**Exercise objective:** Each entry below should be returned exactly as is, with the pictures removed.

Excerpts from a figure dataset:
════════════════════

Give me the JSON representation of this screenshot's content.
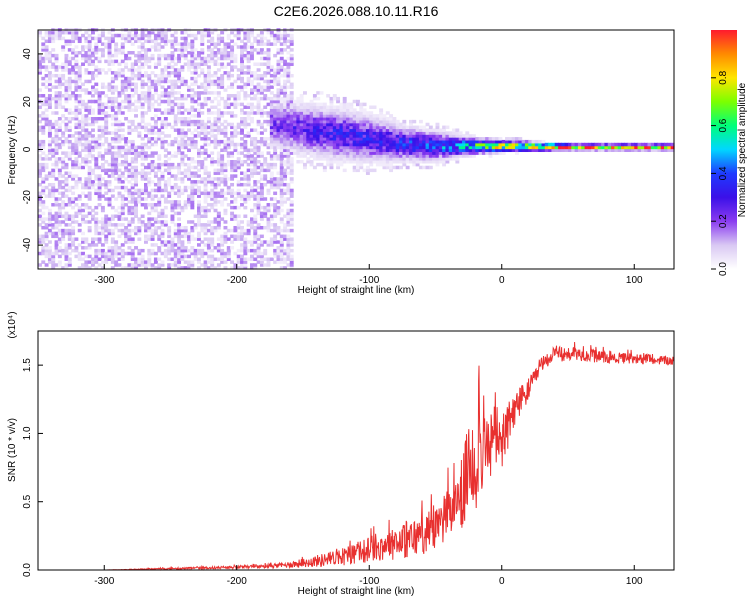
{
  "title": "C2E6.2026.088.10.11.R16",
  "colors": {
    "snr_line": "#e8302f",
    "axis": "#000000",
    "colormap": [
      "#ffffff",
      "#d9c8f3",
      "#8a3cf0",
      "#3b10e8",
      "#1f3bff",
      "#00d7ff",
      "#00ff7a",
      "#7cff00",
      "#ffe600",
      "#ff8a00",
      "#ff1a2e"
    ]
  },
  "chart_data": [
    {
      "type": "heatmap",
      "title": "C2E6.2026.088.10.11.R16",
      "xlabel": "Height of straight line (km)",
      "ylabel": "Frequency (Hz)",
      "xlim": [
        -350,
        130
      ],
      "ylim": [
        -50,
        50
      ],
      "xticks": [
        "-300",
        "-200",
        "-100",
        "0",
        "100"
      ],
      "yticks": [
        "-40",
        "-20",
        "0",
        "20",
        "40"
      ],
      "colorbar": {
        "label": "Normalized spectral amplitude",
        "range": [
          0.0,
          1.0
        ],
        "ticks": [
          "0.0",
          "0.2",
          "0.4",
          "0.6",
          "0.8"
        ]
      },
      "signal_track": [
        {
          "x": -175,
          "center": 10,
          "spread": 8,
          "amplitude": 0.25
        },
        {
          "x": -150,
          "center": 8,
          "spread": 9,
          "amplitude": 0.3
        },
        {
          "x": -125,
          "center": 6,
          "spread": 9,
          "amplitude": 0.35
        },
        {
          "x": -100,
          "center": 4,
          "spread": 8,
          "amplitude": 0.35
        },
        {
          "x": -75,
          "center": 2,
          "spread": 6,
          "amplitude": 0.4
        },
        {
          "x": -50,
          "center": 1,
          "spread": 5,
          "amplitude": 0.45
        },
        {
          "x": -25,
          "center": 1,
          "spread": 3,
          "amplitude": 0.6
        },
        {
          "x": 0,
          "center": 1,
          "spread": 2,
          "amplitude": 0.9
        },
        {
          "x": 50,
          "center": 0.5,
          "spread": 1,
          "amplitude": 1.0
        },
        {
          "x": 130,
          "center": 0.5,
          "spread": 1,
          "amplitude": 1.0
        }
      ],
      "noise_region": {
        "x_from": -350,
        "x_to": -160,
        "amplitude": 0.15
      }
    },
    {
      "type": "line",
      "xlabel": "Height of straight line (km)",
      "ylabel": "SNR (10 * v/v)",
      "y_multiplier": "(x10⁴)",
      "xlim": [
        -350,
        130
      ],
      "ylim": [
        0,
        1.75
      ],
      "xticks": [
        "-300",
        "-200",
        "-100",
        "0",
        "100"
      ],
      "yticks": [
        "0.0",
        "0.5",
        "1.0",
        "1.5"
      ],
      "series": [
        {
          "x": [
            -350,
            -300,
            -250,
            -200,
            -170,
            -150,
            -130,
            -110,
            -90,
            -70,
            -50,
            -40,
            -30,
            -25,
            -20,
            -15,
            -10,
            -5,
            0,
            5,
            10,
            15,
            20,
            25,
            30,
            35,
            40,
            60,
            80,
            100,
            130
          ],
          "y": [
            0.0,
            0.0,
            0.01,
            0.02,
            0.03,
            0.05,
            0.08,
            0.12,
            0.18,
            0.22,
            0.3,
            0.42,
            0.55,
            0.75,
            0.8,
            0.95,
            0.85,
            1.0,
            0.95,
            1.05,
            1.15,
            1.25,
            1.32,
            1.4,
            1.5,
            1.55,
            1.58,
            1.58,
            1.55,
            1.55,
            1.53
          ],
          "noise": [
            0.0,
            0.0,
            0.01,
            0.02,
            0.03,
            0.06,
            0.1,
            0.15,
            0.2,
            0.25,
            0.3,
            0.35,
            0.5,
            0.6,
            0.7,
            0.7,
            0.5,
            0.45,
            0.4,
            0.3,
            0.25,
            0.2,
            0.15,
            0.12,
            0.1,
            0.1,
            0.1,
            0.09,
            0.08,
            0.07,
            0.06
          ]
        }
      ]
    }
  ]
}
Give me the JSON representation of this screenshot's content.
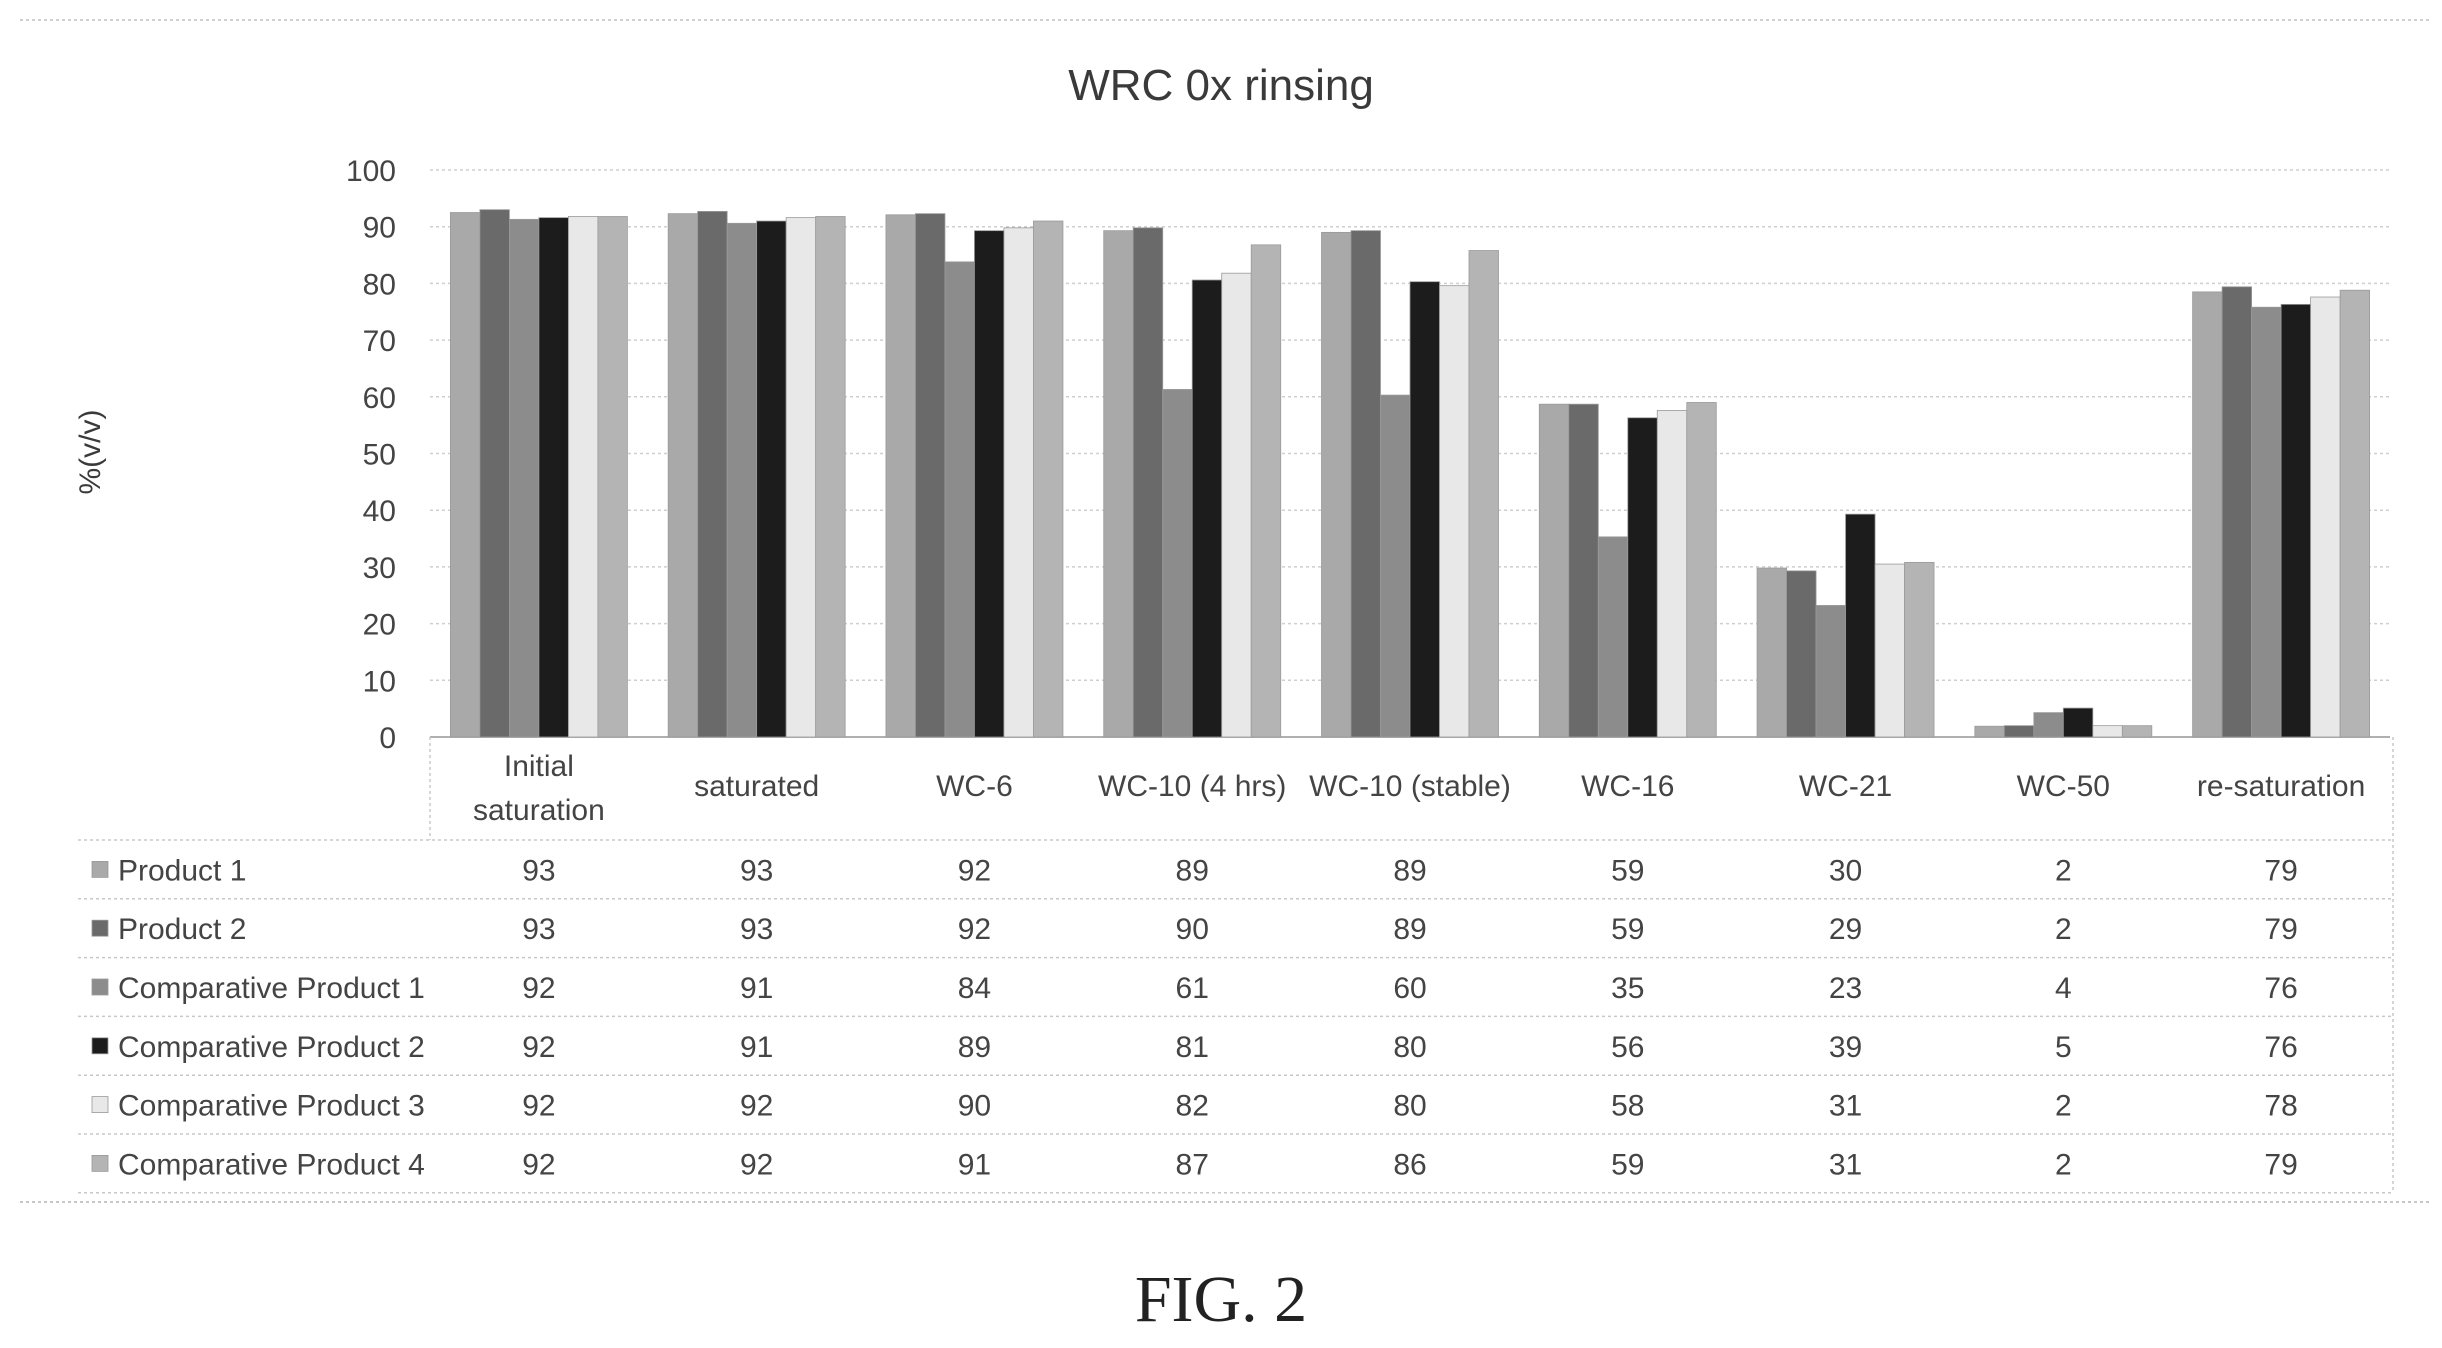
{
  "figure_label": "FIG. 2",
  "chart_data": {
    "type": "bar",
    "title": "WRC 0x rinsing",
    "xlabel": "",
    "ylabel": "%(v/v)",
    "ylim": [
      0,
      100
    ],
    "yticks": [
      0,
      10,
      20,
      30,
      40,
      50,
      60,
      70,
      80,
      90,
      100
    ],
    "grid": true,
    "legend": "data-table",
    "categories": [
      [
        "Initial",
        "saturation"
      ],
      [
        "saturated"
      ],
      [
        "WC-6"
      ],
      [
        "WC-10 (4 hrs)"
      ],
      [
        "WC-10 (stable)"
      ],
      [
        "WC-16"
      ],
      [
        "WC-21"
      ],
      [
        "WC-50"
      ],
      [
        "re-saturation"
      ]
    ],
    "series": [
      {
        "name": "Product 1",
        "color": "#a9a9a9",
        "values": [
          93,
          93,
          92,
          89,
          89,
          59,
          30,
          2,
          79
        ],
        "bars": [
          92.5,
          92.3,
          92.1,
          89.3,
          89.0,
          58.7,
          29.8,
          1.9,
          78.5
        ]
      },
      {
        "name": "Product 2",
        "color": "#6a6a6a",
        "values": [
          93,
          93,
          92,
          90,
          89,
          59,
          29,
          2,
          79
        ],
        "bars": [
          93.0,
          92.7,
          92.3,
          89.8,
          89.3,
          58.7,
          29.3,
          2.0,
          79.4
        ]
      },
      {
        "name": "Comparative Product 1",
        "color": "#8c8c8c",
        "values": [
          92,
          91,
          84,
          61,
          60,
          35,
          23,
          4,
          76
        ],
        "bars": [
          91.3,
          90.6,
          83.8,
          61.3,
          60.3,
          35.3,
          23.2,
          4.3,
          75.8
        ]
      },
      {
        "name": "Comparative Product 2",
        "color": "#1c1c1c",
        "values": [
          92,
          91,
          89,
          81,
          80,
          56,
          39,
          5,
          76
        ],
        "bars": [
          91.6,
          91.0,
          89.3,
          80.6,
          80.3,
          56.3,
          39.3,
          5.1,
          76.3
        ]
      },
      {
        "name": "Comparative Product 3",
        "color": "#e8e8e8",
        "values": [
          92,
          92,
          90,
          82,
          80,
          58,
          31,
          2,
          78
        ],
        "bars": [
          91.8,
          91.6,
          89.8,
          81.8,
          79.6,
          57.6,
          30.5,
          2.0,
          77.6
        ]
      },
      {
        "name": "Comparative Product 4",
        "color": "#b4b4b4",
        "values": [
          92,
          92,
          91,
          87,
          86,
          59,
          31,
          2,
          79
        ],
        "bars": [
          91.8,
          91.8,
          91.0,
          86.8,
          85.8,
          59.0,
          30.8,
          2.0,
          78.8
        ]
      }
    ]
  }
}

════════════════════

**Solution to this task:**
Give me the JSON representation of this screenshot's content.
{
  "title": "C2E6.2026.088.10.11.R16",
  "colors": {
    "snr_line": "#e8302f",
    "axis": "#000000",
    "colormap": [
      "#ffffff",
      "#d9c8f3",
      "#8a3cf0",
      "#3b10e8",
      "#1f3bff",
      "#00d7ff",
      "#00ff7a",
      "#7cff00",
      "#ffe600",
      "#ff8a00",
      "#ff1a2e"
    ]
  },
  "chart_data": [
    {
      "type": "heatmap",
      "title": "C2E6.2026.088.10.11.R16",
      "xlabel": "Height of straight line (km)",
      "ylabel": "Frequency (Hz)",
      "xlim": [
        -350,
        130
      ],
      "ylim": [
        -50,
        50
      ],
      "xticks": [
        "-300",
        "-200",
        "-100",
        "0",
        "100"
      ],
      "yticks": [
        "-40",
        "-20",
        "0",
        "20",
        "40"
      ],
      "colorbar": {
        "label": "Normalized spectral amplitude",
        "range": [
          0.0,
          1.0
        ],
        "ticks": [
          "0.0",
          "0.2",
          "0.4",
          "0.6",
          "0.8"
        ]
      },
      "signal_track": [
        {
          "x": -175,
          "center": 10,
          "spread": 8,
          "amplitude": 0.25
        },
        {
          "x": -150,
          "center": 8,
          "spread": 9,
          "amplitude": 0.3
        },
        {
          "x": -125,
          "center": 6,
          "spread": 9,
          "amplitude": 0.35
        },
        {
          "x": -100,
          "center": 4,
          "spread": 8,
          "amplitude": 0.35
        },
        {
          "x": -75,
          "center": 2,
          "spread": 6,
          "amplitude": 0.4
        },
        {
          "x": -50,
          "center": 1,
          "spread": 5,
          "amplitude": 0.45
        },
        {
          "x": -25,
          "center": 1,
          "spread": 3,
          "amplitude": 0.6
        },
        {
          "x": 0,
          "center": 1,
          "spread": 2,
          "amplitude": 0.9
        },
        {
          "x": 50,
          "center": 0.5,
          "spread": 1,
          "amplitude": 1.0
        },
        {
          "x": 130,
          "center": 0.5,
          "spread": 1,
          "amplitude": 1.0
        }
      ],
      "noise_region": {
        "x_from": -350,
        "x_to": -160,
        "amplitude": 0.15
      }
    },
    {
      "type": "line",
      "xlabel": "Height of straight line (km)",
      "ylabel": "SNR (10 * v/v)",
      "y_multiplier": "(x10⁴)",
      "xlim": [
        -350,
        130
      ],
      "ylim": [
        0,
        1.75
      ],
      "xticks": [
        "-300",
        "-200",
        "-100",
        "0",
        "100"
      ],
      "yticks": [
        "0.0",
        "0.5",
        "1.0",
        "1.5"
      ],
      "series": [
        {
          "x": [
            -350,
            -300,
            -250,
            -200,
            -170,
            -150,
            -130,
            -110,
            -90,
            -70,
            -50,
            -40,
            -30,
            -25,
            -20,
            -15,
            -10,
            -5,
            0,
            5,
            10,
            15,
            20,
            25,
            30,
            35,
            40,
            60,
            80,
            100,
            130
          ],
          "y": [
            0.0,
            0.0,
            0.01,
            0.02,
            0.03,
            0.05,
            0.08,
            0.12,
            0.18,
            0.22,
            0.3,
            0.42,
            0.55,
            0.75,
            0.8,
            0.95,
            0.85,
            1.0,
            0.95,
            1.05,
            1.15,
            1.25,
            1.32,
            1.4,
            1.5,
            1.55,
            1.58,
            1.58,
            1.55,
            1.55,
            1.53
          ],
          "noise": [
            0.0,
            0.0,
            0.01,
            0.02,
            0.03,
            0.06,
            0.1,
            0.15,
            0.2,
            0.25,
            0.3,
            0.35,
            0.5,
            0.6,
            0.7,
            0.7,
            0.5,
            0.45,
            0.4,
            0.3,
            0.25,
            0.2,
            0.15,
            0.12,
            0.1,
            0.1,
            0.1,
            0.09,
            0.08,
            0.07,
            0.06
          ]
        }
      ]
    }
  ]
}
Give me the JSON representation of this screenshot's content.
{
  "figure_label": "FIG. 2",
  "chart_data": {
    "type": "bar",
    "title": "WRC 0x rinsing",
    "xlabel": "",
    "ylabel": "%(v/v)",
    "ylim": [
      0,
      100
    ],
    "yticks": [
      0,
      10,
      20,
      30,
      40,
      50,
      60,
      70,
      80,
      90,
      100
    ],
    "grid": true,
    "legend": "data-table",
    "categories": [
      [
        "Initial",
        "saturation"
      ],
      [
        "saturated"
      ],
      [
        "WC-6"
      ],
      [
        "WC-10 (4 hrs)"
      ],
      [
        "WC-10 (stable)"
      ],
      [
        "WC-16"
      ],
      [
        "WC-21"
      ],
      [
        "WC-50"
      ],
      [
        "re-saturation"
      ]
    ],
    "series": [
      {
        "name": "Product 1",
        "color": "#a9a9a9",
        "values": [
          93,
          93,
          92,
          89,
          89,
          59,
          30,
          2,
          79
        ],
        "bars": [
          92.5,
          92.3,
          92.1,
          89.3,
          89.0,
          58.7,
          29.8,
          1.9,
          78.5
        ]
      },
      {
        "name": "Product 2",
        "color": "#6a6a6a",
        "values": [
          93,
          93,
          92,
          90,
          89,
          59,
          29,
          2,
          79
        ],
        "bars": [
          93.0,
          92.7,
          92.3,
          89.8,
          89.3,
          58.7,
          29.3,
          2.0,
          79.4
        ]
      },
      {
        "name": "Comparative Product 1",
        "color": "#8c8c8c",
        "values": [
          92,
          91,
          84,
          61,
          60,
          35,
          23,
          4,
          76
        ],
        "bars": [
          91.3,
          90.6,
          83.8,
          61.3,
          60.3,
          35.3,
          23.2,
          4.3,
          75.8
        ]
      },
      {
        "name": "Comparative Product 2",
        "color": "#1c1c1c",
        "values": [
          92,
          91,
          89,
          81,
          80,
          56,
          39,
          5,
          76
        ],
        "bars": [
          91.6,
          91.0,
          89.3,
          80.6,
          80.3,
          56.3,
          39.3,
          5.1,
          76.3
        ]
      },
      {
        "name": "Comparative Product 3",
        "color": "#e8e8e8",
        "values": [
          92,
          92,
          90,
          82,
          80,
          58,
          31,
          2,
          78
        ],
        "bars": [
          91.8,
          91.6,
          89.8,
          81.8,
          79.6,
          57.6,
          30.5,
          2.0,
          77.6
        ]
      },
      {
        "name": "Comparative Product 4",
        "color": "#b4b4b4",
        "values": [
          92,
          92,
          91,
          87,
          86,
          59,
          31,
          2,
          79
        ],
        "bars": [
          91.8,
          91.8,
          91.0,
          86.8,
          85.8,
          59.0,
          30.8,
          2.0,
          78.8
        ]
      }
    ]
  }
}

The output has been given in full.